▶ _WHAT THE TASK REQUIRES_
Reproduce the records. Keep every word exact and include no images.
=======
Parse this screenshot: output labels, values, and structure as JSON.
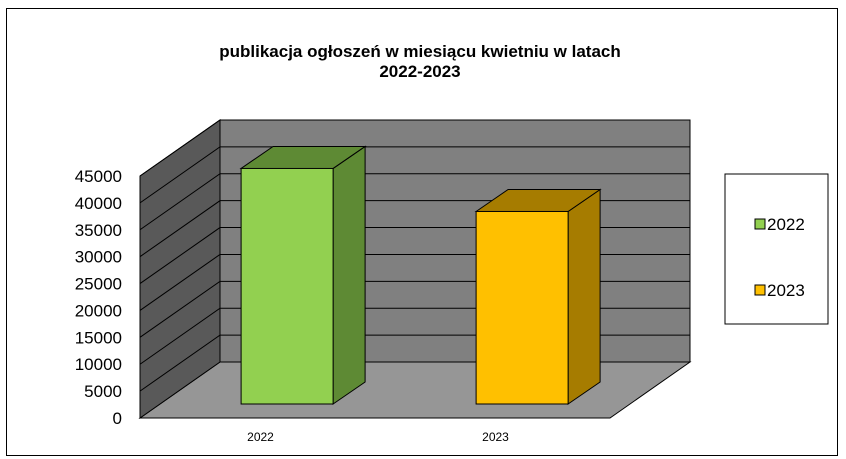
{
  "chart_data": {
    "type": "bar",
    "title": "publikacja ogłoszeń w miesiącu kwietniu w latach",
    "subtitle": "2022-2023",
    "categories": [
      "2022",
      "2023"
    ],
    "series": [
      {
        "name": "2022",
        "values": [
          43800,
          null
        ],
        "color": "#92d050",
        "side_color": "#5e8a34"
      },
      {
        "name": "2023",
        "values": [
          null,
          35800
        ],
        "color": "#ffc000",
        "side_color": "#a67c00"
      }
    ],
    "ylim": [
      0,
      45000
    ],
    "yticks": [
      "0",
      "5000",
      "10000",
      "15000",
      "20000",
      "25000",
      "30000",
      "35000",
      "40000",
      "45000"
    ],
    "xlabel": "",
    "ylabel": "",
    "grid": true,
    "legend_position": "right",
    "wall_color": "#808080",
    "side_wall_color": "#595959",
    "floor_color": "#969696"
  }
}
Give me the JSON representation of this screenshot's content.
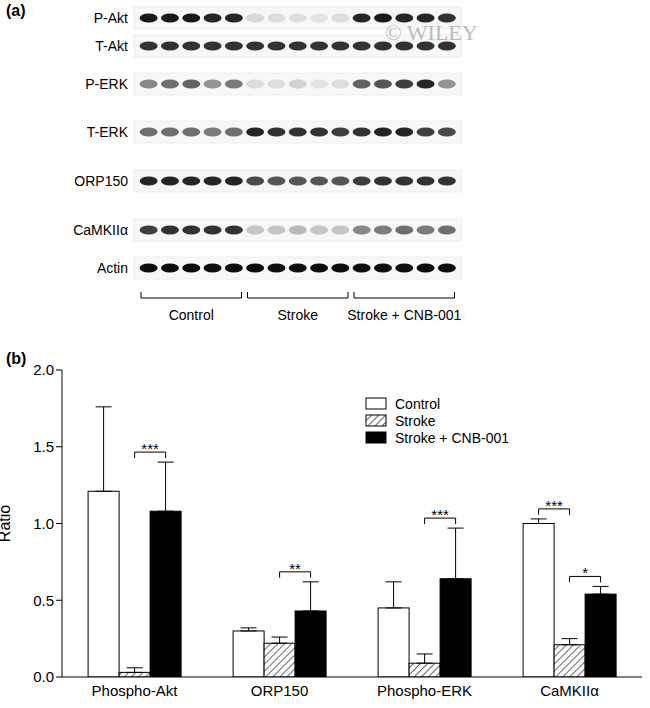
=======
▶ _SOLUTION TO THE PROBLEM_
Parse this screenshot: output labels, values, and structure as JSON.
{
  "chart_data": {
    "type": "bar",
    "title": "publikacja ogłoszeń w miesiącu kwietniu w latach",
    "subtitle": "2022-2023",
    "categories": [
      "2022",
      "2023"
    ],
    "series": [
      {
        "name": "2022",
        "values": [
          43800,
          null
        ],
        "color": "#92d050",
        "side_color": "#5e8a34"
      },
      {
        "name": "2023",
        "values": [
          null,
          35800
        ],
        "color": "#ffc000",
        "side_color": "#a67c00"
      }
    ],
    "ylim": [
      0,
      45000
    ],
    "yticks": [
      "0",
      "5000",
      "10000",
      "15000",
      "20000",
      "25000",
      "30000",
      "35000",
      "40000",
      "45000"
    ],
    "xlabel": "",
    "ylabel": "",
    "grid": true,
    "legend_position": "right",
    "wall_color": "#808080",
    "side_wall_color": "#595959",
    "floor_color": "#969696"
  }
}
Give me the JSON representation of this screenshot's content.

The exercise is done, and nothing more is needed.